### Your goal
Return, word for word, every line that follows.

Stored entries:
•••••
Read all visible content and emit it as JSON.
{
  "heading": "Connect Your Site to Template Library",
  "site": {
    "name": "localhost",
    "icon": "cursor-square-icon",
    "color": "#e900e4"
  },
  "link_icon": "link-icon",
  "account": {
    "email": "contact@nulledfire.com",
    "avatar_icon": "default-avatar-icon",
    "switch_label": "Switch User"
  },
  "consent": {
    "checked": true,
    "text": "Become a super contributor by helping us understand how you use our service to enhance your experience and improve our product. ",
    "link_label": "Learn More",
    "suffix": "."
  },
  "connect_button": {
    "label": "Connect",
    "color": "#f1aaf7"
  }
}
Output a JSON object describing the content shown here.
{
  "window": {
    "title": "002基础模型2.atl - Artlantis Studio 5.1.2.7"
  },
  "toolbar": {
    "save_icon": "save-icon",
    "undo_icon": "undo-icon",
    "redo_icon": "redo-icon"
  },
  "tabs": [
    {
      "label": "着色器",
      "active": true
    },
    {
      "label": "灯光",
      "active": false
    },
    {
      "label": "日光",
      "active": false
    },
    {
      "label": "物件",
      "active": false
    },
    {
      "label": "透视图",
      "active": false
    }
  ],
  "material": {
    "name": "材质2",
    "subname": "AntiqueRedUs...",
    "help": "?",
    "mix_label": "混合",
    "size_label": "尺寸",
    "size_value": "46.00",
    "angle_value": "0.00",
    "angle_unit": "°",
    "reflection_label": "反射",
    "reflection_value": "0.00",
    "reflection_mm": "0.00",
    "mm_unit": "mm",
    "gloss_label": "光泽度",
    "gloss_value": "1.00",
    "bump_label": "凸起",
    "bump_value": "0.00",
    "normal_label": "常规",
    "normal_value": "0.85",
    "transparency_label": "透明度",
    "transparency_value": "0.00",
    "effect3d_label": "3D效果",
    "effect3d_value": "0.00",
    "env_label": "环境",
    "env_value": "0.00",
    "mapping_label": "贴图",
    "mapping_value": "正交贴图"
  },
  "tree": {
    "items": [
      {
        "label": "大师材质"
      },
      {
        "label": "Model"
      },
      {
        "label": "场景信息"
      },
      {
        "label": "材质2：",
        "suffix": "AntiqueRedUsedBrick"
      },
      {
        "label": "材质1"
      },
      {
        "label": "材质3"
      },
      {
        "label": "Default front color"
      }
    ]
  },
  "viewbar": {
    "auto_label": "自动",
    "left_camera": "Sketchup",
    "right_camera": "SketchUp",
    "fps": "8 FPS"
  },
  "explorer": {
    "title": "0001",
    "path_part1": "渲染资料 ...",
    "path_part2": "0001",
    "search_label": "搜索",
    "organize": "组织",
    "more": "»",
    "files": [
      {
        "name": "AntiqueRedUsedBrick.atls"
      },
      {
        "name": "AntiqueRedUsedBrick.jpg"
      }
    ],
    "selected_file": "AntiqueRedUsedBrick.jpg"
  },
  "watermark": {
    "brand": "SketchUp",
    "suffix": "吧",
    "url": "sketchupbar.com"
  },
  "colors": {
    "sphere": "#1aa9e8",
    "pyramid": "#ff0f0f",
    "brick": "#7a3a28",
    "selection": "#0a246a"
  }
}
•••••
### In response
Read all visible content and emit it as JSON.
{
  "heading": "Connect Your Site to Template Library",
  "site": {
    "name": "localhost",
    "icon": "cursor-square-icon",
    "color": "#e900e4"
  },
  "link_icon": "link-icon",
  "account": {
    "email": "contact@nulledfire.com",
    "avatar_icon": "default-avatar-icon",
    "switch_label": "Switch User"
  },
  "consent": {
    "checked": true,
    "text": "Become a super contributor by helping us understand how you use our service to enhance your experience and improve our product. ",
    "link_label": "Learn More",
    "suffix": "."
  },
  "connect_button": {
    "label": "Connect",
    "color": "#f1aaf7"
  }
}
Output a JSON object describing the content shown here.
{
  "window": {
    "title": "002基础模型2.atl - Artlantis Studio 5.1.2.7"
  },
  "toolbar": {
    "save_icon": "save-icon",
    "undo_icon": "undo-icon",
    "redo_icon": "redo-icon"
  },
  "tabs": [
    {
      "label": "着色器",
      "active": true
    },
    {
      "label": "灯光",
      "active": false
    },
    {
      "label": "日光",
      "active": false
    },
    {
      "label": "物件",
      "active": false
    },
    {
      "label": "透视图",
      "active": false
    }
  ],
  "material": {
    "name": "材质2",
    "subname": "AntiqueRedUs...",
    "help": "?",
    "mix_label": "混合",
    "size_label": "尺寸",
    "size_value": "46.00",
    "angle_value": "0.00",
    "angle_unit": "°",
    "reflection_label": "反射",
    "reflection_value": "0.00",
    "reflection_mm": "0.00",
    "mm_unit": "mm",
    "gloss_label": "光泽度",
    "gloss_value": "1.00",
    "bump_label": "凸起",
    "bump_value": "0.00",
    "normal_label": "常规",
    "normal_value": "0.85",
    "transparency_label": "透明度",
    "transparency_value": "0.00",
    "effect3d_label": "3D效果",
    "effect3d_value": "0.00",
    "env_label": "环境",
    "env_value": "0.00",
    "mapping_label": "贴图",
    "mapping_value": "正交贴图"
  },
  "tree": {
    "items": [
      {
        "label": "大师材质"
      },
      {
        "label": "Model"
      },
      {
        "label": "场景信息"
      },
      {
        "label": "材质2：",
        "suffix": "AntiqueRedUsedBrick"
      },
      {
        "label": "材质1"
      },
      {
        "label": "材质3"
      },
      {
        "label": "Default front color"
      }
    ]
  },
  "viewbar": {
    "auto_label": "自动",
    "left_camera": "Sketchup",
    "right_camera": "SketchUp",
    "fps": "8 FPS"
  },
  "explorer": {
    "title": "0001",
    "path_part1": "渲染资料 ...",
    "path_part2": "0001",
    "search_label": "搜索",
    "organize": "组织",
    "more": "»",
    "files": [
      {
        "name": "AntiqueRedUsedBrick.atls"
      },
      {
        "name": "AntiqueRedUsedBrick.jpg"
      }
    ],
    "selected_file": "AntiqueRedUsedBrick.jpg"
  },
  "watermark": {
    "brand": "SketchUp",
    "suffix": "吧",
    "url": "sketchupbar.com"
  },
  "colors": {
    "sphere": "#1aa9e8",
    "pyramid": "#ff0f0f",
    "brick": "#7a3a28",
    "selection": "#0a246a"
  }
}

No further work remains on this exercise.